**Given exercise**: Print the records again, character for character.

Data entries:

[start]

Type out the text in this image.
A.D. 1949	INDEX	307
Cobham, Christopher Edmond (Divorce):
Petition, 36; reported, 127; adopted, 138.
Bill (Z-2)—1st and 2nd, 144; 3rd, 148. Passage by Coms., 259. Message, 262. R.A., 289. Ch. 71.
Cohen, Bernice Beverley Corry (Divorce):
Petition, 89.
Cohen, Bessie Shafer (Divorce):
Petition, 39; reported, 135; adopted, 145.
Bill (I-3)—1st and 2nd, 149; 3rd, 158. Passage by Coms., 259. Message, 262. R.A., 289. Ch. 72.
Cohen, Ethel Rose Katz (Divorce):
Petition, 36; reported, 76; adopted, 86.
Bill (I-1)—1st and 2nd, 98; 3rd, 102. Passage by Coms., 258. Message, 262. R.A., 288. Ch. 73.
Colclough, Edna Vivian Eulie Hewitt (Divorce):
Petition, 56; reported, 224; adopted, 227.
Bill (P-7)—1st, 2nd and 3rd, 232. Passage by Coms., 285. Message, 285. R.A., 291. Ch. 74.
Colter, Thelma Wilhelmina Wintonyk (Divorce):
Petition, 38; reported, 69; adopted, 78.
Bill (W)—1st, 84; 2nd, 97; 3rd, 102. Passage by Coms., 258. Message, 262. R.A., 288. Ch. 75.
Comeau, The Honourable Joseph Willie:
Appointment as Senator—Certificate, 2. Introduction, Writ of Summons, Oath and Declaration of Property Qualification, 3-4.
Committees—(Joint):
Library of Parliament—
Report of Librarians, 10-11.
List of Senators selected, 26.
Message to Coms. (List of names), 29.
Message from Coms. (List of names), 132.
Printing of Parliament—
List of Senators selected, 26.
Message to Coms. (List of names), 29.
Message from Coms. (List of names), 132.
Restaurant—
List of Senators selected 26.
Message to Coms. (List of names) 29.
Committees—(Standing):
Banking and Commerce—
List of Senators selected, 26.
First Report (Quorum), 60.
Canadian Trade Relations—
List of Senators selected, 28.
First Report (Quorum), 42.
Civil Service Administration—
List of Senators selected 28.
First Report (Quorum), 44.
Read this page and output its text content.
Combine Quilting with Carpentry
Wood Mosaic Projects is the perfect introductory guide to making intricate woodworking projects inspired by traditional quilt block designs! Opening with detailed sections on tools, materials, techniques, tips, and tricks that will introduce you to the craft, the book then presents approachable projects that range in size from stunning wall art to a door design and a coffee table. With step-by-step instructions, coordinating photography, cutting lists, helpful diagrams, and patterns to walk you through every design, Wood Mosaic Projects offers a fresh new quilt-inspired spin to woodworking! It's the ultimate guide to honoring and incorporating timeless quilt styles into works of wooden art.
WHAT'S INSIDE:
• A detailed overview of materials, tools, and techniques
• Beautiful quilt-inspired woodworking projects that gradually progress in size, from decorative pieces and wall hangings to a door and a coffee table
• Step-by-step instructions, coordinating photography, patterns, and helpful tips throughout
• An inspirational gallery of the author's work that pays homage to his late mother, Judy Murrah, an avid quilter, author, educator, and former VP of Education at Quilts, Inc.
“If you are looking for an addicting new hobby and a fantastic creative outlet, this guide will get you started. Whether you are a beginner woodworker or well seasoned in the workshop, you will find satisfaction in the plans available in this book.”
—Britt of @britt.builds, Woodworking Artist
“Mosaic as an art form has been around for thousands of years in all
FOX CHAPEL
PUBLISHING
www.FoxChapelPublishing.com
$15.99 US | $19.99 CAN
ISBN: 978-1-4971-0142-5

[end]

**Task solution**:
Type out the text in this image.
A.D. 1949	INDEX	307
Cobham, Christopher Edmond (Divorce):
Petition, 36; reported, 127; adopted, 138.
Bill (Z-2)—1st and 2nd, 144; 3rd, 148. Passage by Coms., 259. Message, 262. R.A., 289. Ch. 71.
Cohen, Bernice Beverley Corry (Divorce):
Petition, 89.
Cohen, Bessie Shafer (Divorce):
Petition, 39; reported, 135; adopted, 145.
Bill (I-3)—1st and 2nd, 149; 3rd, 158. Passage by Coms., 259. Message, 262. R.A., 289. Ch. 72.
Cohen, Ethel Rose Katz (Divorce):
Petition, 36; reported, 76; adopted, 86.
Bill (I-1)—1st and 2nd, 98; 3rd, 102. Passage by Coms., 258. Message, 262. R.A., 288. Ch. 73.
Colclough, Edna Vivian Eulie Hewitt (Divorce):
Petition, 56; reported, 224; adopted, 227.
Bill (P-7)—1st, 2nd and 3rd, 232. Passage by Coms., 285. Message, 285. R.A., 291. Ch. 74.
Colter, Thelma Wilhelmina Wintonyk (Divorce):
Petition, 38; reported, 69; adopted, 78.
Bill (W)—1st, 84; 2nd, 97; 3rd, 102. Passage by Coms., 258. Message, 262. R.A., 288. Ch. 75.
Comeau, The Honourable Joseph Willie:
Appointment as Senator—Certificate, 2. Introduction, Writ of Summons, Oath and Declaration of Property Qualification, 3-4.
Committees—(Joint):
Library of Parliament—
Report of Librarians, 10-11.
List of Senators selected, 26.
Message to Coms. (List of names), 29.
Message from Coms. (List of names), 132.
Printing of Parliament—
List of Senators selected, 26.
Message to Coms. (List of names), 29.
Message from Coms. (List of names), 132.
Restaurant—
List of Senators selected 26.
Message to Coms. (List of names) 29.
Committees—(Standing):
Banking and Commerce—
List of Senators selected, 26.
First Report (Quorum), 60.
Canadian Trade Relations—
List of Senators selected, 28.
First Report (Quorum), 42.
Civil Service Administration—
List of Senators selected 28.
First Report (Quorum), 44.
Read this page and output its text content.
Combine Quilting with Carpentry
Wood Mosaic Projects is the perfect introductory guide to making intricate woodworking projects inspired by traditional quilt block designs! Opening with detailed sections on tools, materials, techniques, tips, and tricks that will introduce you to the craft, the book then presents approachable projects that range in size from stunning wall art to a door design and a coffee table. With step-by-step instructions, coordinating photography, cutting lists, helpful diagrams, and patterns to walk you through every design, Wood Mosaic Projects offers a fresh new quilt-inspired spin to woodworking! It's the ultimate guide to honoring and incorporating timeless quilt styles into works of wooden art.
WHAT'S INSIDE:
• A detailed overview of materials, tools, and techniques
• Beautiful quilt-inspired woodworking projects that gradually progress in size, from decorative pieces and wall hangings to a door and a coffee table
• Step-by-step instructions, coordinating photography, patterns, and helpful tips throughout
• An inspirational gallery of the author's work that pays homage to his late mother, Judy Murrah, an avid quilter, author, educator, and former VP of Education at Quilts, Inc.
“If you are looking for an addicting new hobby and a fantastic creative outlet, this guide will get you started. Whether you are a beginner woodworker or well seasoned in the workshop, you will find satisfaction in the plans available in this book.”
—Britt of @britt.builds, Woodworking Artist
“Mosaic as an art form has been around for thousands of years in all
FOX CHAPEL
PUBLISHING
www.FoxChapelPublishing.com
$15.99 US | $19.99 CAN
ISBN: 978-1-4971-0142-5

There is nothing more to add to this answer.